# PROBLEM:
Write out the material again exactly, please, and omit the pictures.

· · · · · · ·

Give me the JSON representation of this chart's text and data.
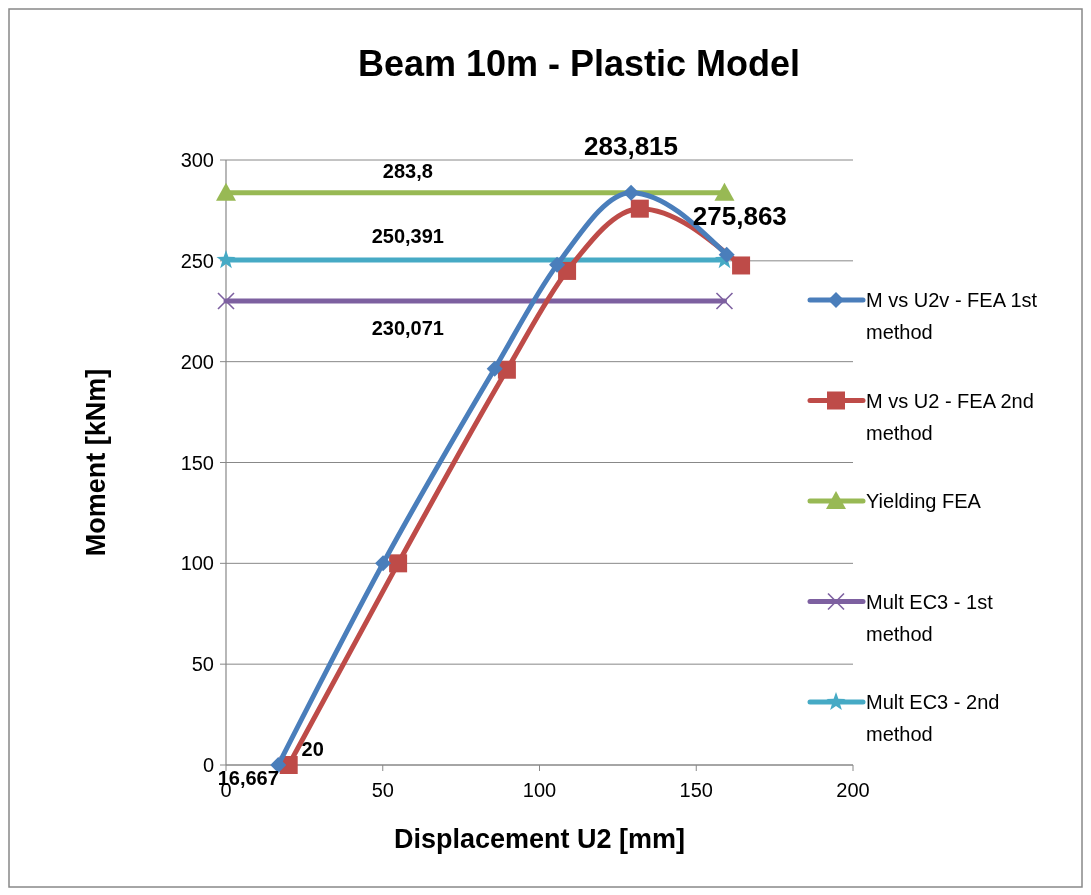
{
  "chart_data": {
    "type": "line",
    "title": "Beam 10m - Plastic Model",
    "xlabel": "Displacement U2 [mm]",
    "ylabel": "Moment [kNm]",
    "xlim": [
      0,
      200
    ],
    "xticks": [
      0,
      50,
      100,
      150,
      200
    ],
    "ylim": [
      0,
      300
    ],
    "yticks": [
      0,
      50,
      100,
      150,
      200,
      250,
      300
    ],
    "grid": "y",
    "legend": "right",
    "series": [
      {
        "name": "M vs U2v - FEA 1st method",
        "color": "#4a7ebb",
        "marker": "diamond",
        "x": [
          16.667,
          50.1,
          85.7,
          105.6,
          129.2,
          159.7
        ],
        "values": [
          0,
          100,
          196.5,
          248,
          283.815,
          253
        ]
      },
      {
        "name": "M vs U2 - FEA 2nd method",
        "color": "#be4b48",
        "marker": "square",
        "x": [
          20,
          54.9,
          89.6,
          108.8,
          132,
          164.3
        ],
        "values": [
          0,
          100,
          196,
          245,
          275.863,
          247.7
        ]
      },
      {
        "name": "Yielding FEA",
        "color": "#98b954",
        "marker": "triangle",
        "x": [
          0,
          159
        ],
        "values": [
          283.8,
          283.8
        ]
      },
      {
        "name": "Mult EC3 - 1st method",
        "color": "#7d60a0",
        "marker": "cross",
        "x": [
          0,
          159
        ],
        "values": [
          230.071,
          230.071
        ]
      },
      {
        "name": "Mult EC3 - 2nd method",
        "color": "#46aac5",
        "marker": "star",
        "x": [
          0,
          159
        ],
        "values": [
          250.391,
          250.391
        ]
      }
    ],
    "annotations": [
      {
        "text": "283,8",
        "x": 58,
        "y": 283.8
      },
      {
        "text": "250,391",
        "x": 58,
        "y": 250.391
      },
      {
        "text": "230,071",
        "x": 58,
        "y": 230.071
      },
      {
        "text": "283,815",
        "x": 129.2,
        "y": 283.815
      },
      {
        "text": "275,863",
        "x": 132,
        "y": 275.863
      },
      {
        "text": "16,667",
        "x": 16.667,
        "y": 0
      },
      {
        "text": "20",
        "x": 20,
        "y": 0
      }
    ]
  }
}
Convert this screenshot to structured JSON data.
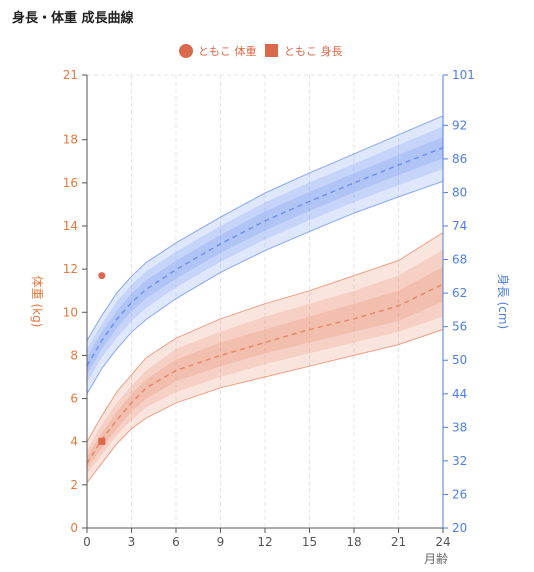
{
  "page": {
    "title": "身長・体重 成長曲線"
  },
  "chart_data": {
    "type": "line",
    "title": "身長・体重 成長曲線",
    "xlabel": "月齢",
    "ylabel_left": "体重 (kg)",
    "ylabel_right": "身長 (cm)",
    "xlim": [
      0,
      24
    ],
    "ylim_left": [
      0,
      21
    ],
    "ylim_right": [
      20,
      101
    ],
    "x_ticks": [
      0,
      3,
      6,
      9,
      12,
      15,
      18,
      21,
      24
    ],
    "y_ticks_left": [
      0,
      2,
      4,
      6,
      8,
      10,
      12,
      14,
      16,
      18,
      21
    ],
    "y_ticks_right": [
      20,
      26,
      32,
      38,
      44,
      50,
      56,
      62,
      68,
      74,
      80,
      86,
      92,
      101
    ],
    "grid": true,
    "legend_position": "top-center",
    "legend": [
      {
        "label": "ともこ 体重",
        "marker": "circle",
        "color": "#d9694a"
      },
      {
        "label": "ともこ 身長",
        "marker": "square",
        "color": "#d9694a"
      }
    ],
    "colors": {
      "weight": "#e8896a",
      "height": "#6f93f0",
      "point": "#d9694a"
    },
    "months": [
      0,
      1,
      2,
      3,
      4,
      6,
      9,
      12,
      15,
      18,
      21,
      24
    ],
    "weight_bands": {
      "p3": [
        2.1,
        3.0,
        3.9,
        4.6,
        5.1,
        5.8,
        6.5,
        7.0,
        7.5,
        8.0,
        8.5,
        9.2
      ],
      "p10": [
        2.5,
        3.4,
        4.3,
        5.0,
        5.6,
        6.3,
        7.0,
        7.6,
        8.1,
        8.6,
        9.1,
        9.8
      ],
      "p25": [
        2.8,
        3.7,
        4.6,
        5.4,
        6.0,
        6.8,
        7.5,
        8.1,
        8.6,
        9.1,
        9.6,
        10.5
      ],
      "p50": [
        3.0,
        4.1,
        5.0,
        5.8,
        6.5,
        7.3,
        8.0,
        8.6,
        9.2,
        9.7,
        10.3,
        11.3
      ],
      "p75": [
        3.3,
        4.4,
        5.4,
        6.2,
        6.9,
        7.8,
        8.6,
        9.2,
        9.8,
        10.4,
        11.0,
        12.1
      ],
      "p90": [
        3.6,
        4.8,
        5.8,
        6.6,
        7.3,
        8.3,
        9.1,
        9.8,
        10.4,
        11.0,
        11.7,
        12.9
      ],
      "p97": [
        4.0,
        5.2,
        6.3,
        7.1,
        7.9,
        8.8,
        9.7,
        10.4,
        11.0,
        11.7,
        12.4,
        13.7
      ]
    },
    "height_bands": {
      "p3": [
        44.0,
        48.5,
        52.0,
        55.0,
        57.3,
        61.0,
        65.7,
        69.6,
        73.0,
        76.3,
        79.2,
        82.0
      ],
      "p10": [
        46.0,
        50.5,
        54.0,
        57.0,
        59.4,
        63.0,
        67.6,
        71.6,
        75.0,
        78.3,
        81.3,
        84.2
      ],
      "p25": [
        47.5,
        52.0,
        55.7,
        58.7,
        61.1,
        64.6,
        69.2,
        73.2,
        76.7,
        80.0,
        83.1,
        86.1
      ],
      "p50": [
        49.0,
        53.5,
        57.3,
        60.3,
        62.7,
        66.2,
        70.8,
        74.9,
        78.4,
        81.7,
        84.9,
        88.0
      ],
      "p75": [
        50.5,
        55.0,
        58.8,
        61.9,
        64.3,
        67.8,
        72.4,
        76.6,
        80.1,
        83.4,
        86.7,
        89.9
      ],
      "p90": [
        52.0,
        56.5,
        60.5,
        63.5,
        65.9,
        69.4,
        74.0,
        78.2,
        81.8,
        85.1,
        88.5,
        91.8
      ],
      "p97": [
        53.5,
        58.0,
        62.0,
        65.0,
        67.5,
        71.0,
        75.6,
        79.9,
        83.5,
        86.9,
        90.3,
        93.7
      ]
    },
    "points": [
      {
        "series": "ともこ 体重",
        "month": 1,
        "value": 11.7,
        "axis": "left",
        "marker": "circle"
      },
      {
        "series": "ともこ 身長",
        "month": 1,
        "value": 35.5,
        "axis": "right",
        "marker": "square"
      }
    ]
  }
}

· · · · · · ·

# FINAL RESULT:
Give me the JSON representation of this chart's text and data.
{
  "chart_data": {
    "type": "line",
    "title": "Beam 10m - Plastic Model",
    "xlabel": "Displacement U2 [mm]",
    "ylabel": "Moment [kNm]",
    "xlim": [
      0,
      200
    ],
    "xticks": [
      0,
      50,
      100,
      150,
      200
    ],
    "ylim": [
      0,
      300
    ],
    "yticks": [
      0,
      50,
      100,
      150,
      200,
      250,
      300
    ],
    "grid": "y",
    "legend": "right",
    "series": [
      {
        "name": "M vs U2v - FEA 1st method",
        "color": "#4a7ebb",
        "marker": "diamond",
        "x": [
          16.667,
          50.1,
          85.7,
          105.6,
          129.2,
          159.7
        ],
        "values": [
          0,
          100,
          196.5,
          248,
          283.815,
          253
        ]
      },
      {
        "name": "M vs U2 - FEA 2nd method",
        "color": "#be4b48",
        "marker": "square",
        "x": [
          20,
          54.9,
          89.6,
          108.8,
          132,
          164.3
        ],
        "values": [
          0,
          100,
          196,
          245,
          275.863,
          247.7
        ]
      },
      {
        "name": "Yielding FEA",
        "color": "#98b954",
        "marker": "triangle",
        "x": [
          0,
          159
        ],
        "values": [
          283.8,
          283.8
        ]
      },
      {
        "name": "Mult EC3 - 1st method",
        "color": "#7d60a0",
        "marker": "cross",
        "x": [
          0,
          159
        ],
        "values": [
          230.071,
          230.071
        ]
      },
      {
        "name": "Mult EC3 - 2nd method",
        "color": "#46aac5",
        "marker": "star",
        "x": [
          0,
          159
        ],
        "values": [
          250.391,
          250.391
        ]
      }
    ],
    "annotations": [
      {
        "text": "283,8",
        "x": 58,
        "y": 283.8
      },
      {
        "text": "250,391",
        "x": 58,
        "y": 250.391
      },
      {
        "text": "230,071",
        "x": 58,
        "y": 230.071
      },
      {
        "text": "283,815",
        "x": 129.2,
        "y": 283.815
      },
      {
        "text": "275,863",
        "x": 132,
        "y": 275.863
      },
      {
        "text": "16,667",
        "x": 16.667,
        "y": 0
      },
      {
        "text": "20",
        "x": 20,
        "y": 0
      }
    ]
  }
}
Convert this screenshot to structured JSON data.
{
  "page": {
    "title": "身長・体重 成長曲線"
  },
  "chart_data": {
    "type": "line",
    "title": "身長・体重 成長曲線",
    "xlabel": "月齢",
    "ylabel_left": "体重 (kg)",
    "ylabel_right": "身長 (cm)",
    "xlim": [
      0,
      24
    ],
    "ylim_left": [
      0,
      21
    ],
    "ylim_right": [
      20,
      101
    ],
    "x_ticks": [
      0,
      3,
      6,
      9,
      12,
      15,
      18,
      21,
      24
    ],
    "y_ticks_left": [
      0,
      2,
      4,
      6,
      8,
      10,
      12,
      14,
      16,
      18,
      21
    ],
    "y_ticks_right": [
      20,
      26,
      32,
      38,
      44,
      50,
      56,
      62,
      68,
      74,
      80,
      86,
      92,
      101
    ],
    "grid": true,
    "legend_position": "top-center",
    "legend": [
      {
        "label": "ともこ 体重",
        "marker": "circle",
        "color": "#d9694a"
      },
      {
        "label": "ともこ 身長",
        "marker": "square",
        "color": "#d9694a"
      }
    ],
    "colors": {
      "weight": "#e8896a",
      "height": "#6f93f0",
      "point": "#d9694a"
    },
    "months": [
      0,
      1,
      2,
      3,
      4,
      6,
      9,
      12,
      15,
      18,
      21,
      24
    ],
    "weight_bands": {
      "p3": [
        2.1,
        3.0,
        3.9,
        4.6,
        5.1,
        5.8,
        6.5,
        7.0,
        7.5,
        8.0,
        8.5,
        9.2
      ],
      "p10": [
        2.5,
        3.4,
        4.3,
        5.0,
        5.6,
        6.3,
        7.0,
        7.6,
        8.1,
        8.6,
        9.1,
        9.8
      ],
      "p25": [
        2.8,
        3.7,
        4.6,
        5.4,
        6.0,
        6.8,
        7.5,
        8.1,
        8.6,
        9.1,
        9.6,
        10.5
      ],
      "p50": [
        3.0,
        4.1,
        5.0,
        5.8,
        6.5,
        7.3,
        8.0,
        8.6,
        9.2,
        9.7,
        10.3,
        11.3
      ],
      "p75": [
        3.3,
        4.4,
        5.4,
        6.2,
        6.9,
        7.8,
        8.6,
        9.2,
        9.8,
        10.4,
        11.0,
        12.1
      ],
      "p90": [
        3.6,
        4.8,
        5.8,
        6.6,
        7.3,
        8.3,
        9.1,
        9.8,
        10.4,
        11.0,
        11.7,
        12.9
      ],
      "p97": [
        4.0,
        5.2,
        6.3,
        7.1,
        7.9,
        8.8,
        9.7,
        10.4,
        11.0,
        11.7,
        12.4,
        13.7
      ]
    },
    "height_bands": {
      "p3": [
        44.0,
        48.5,
        52.0,
        55.0,
        57.3,
        61.0,
        65.7,
        69.6,
        73.0,
        76.3,
        79.2,
        82.0
      ],
      "p10": [
        46.0,
        50.5,
        54.0,
        57.0,
        59.4,
        63.0,
        67.6,
        71.6,
        75.0,
        78.3,
        81.3,
        84.2
      ],
      "p25": [
        47.5,
        52.0,
        55.7,
        58.7,
        61.1,
        64.6,
        69.2,
        73.2,
        76.7,
        80.0,
        83.1,
        86.1
      ],
      "p50": [
        49.0,
        53.5,
        57.3,
        60.3,
        62.7,
        66.2,
        70.8,
        74.9,
        78.4,
        81.7,
        84.9,
        88.0
      ],
      "p75": [
        50.5,
        55.0,
        58.8,
        61.9,
        64.3,
        67.8,
        72.4,
        76.6,
        80.1,
        83.4,
        86.7,
        89.9
      ],
      "p90": [
        52.0,
        56.5,
        60.5,
        63.5,
        65.9,
        69.4,
        74.0,
        78.2,
        81.8,
        85.1,
        88.5,
        91.8
      ],
      "p97": [
        53.5,
        58.0,
        62.0,
        65.0,
        67.5,
        71.0,
        75.6,
        79.9,
        83.5,
        86.9,
        90.3,
        93.7
      ]
    },
    "points": [
      {
        "series": "ともこ 体重",
        "month": 1,
        "value": 11.7,
        "axis": "left",
        "marker": "circle"
      },
      {
        "series": "ともこ 身長",
        "month": 1,
        "value": 35.5,
        "axis": "right",
        "marker": "square"
      }
    ]
  }
}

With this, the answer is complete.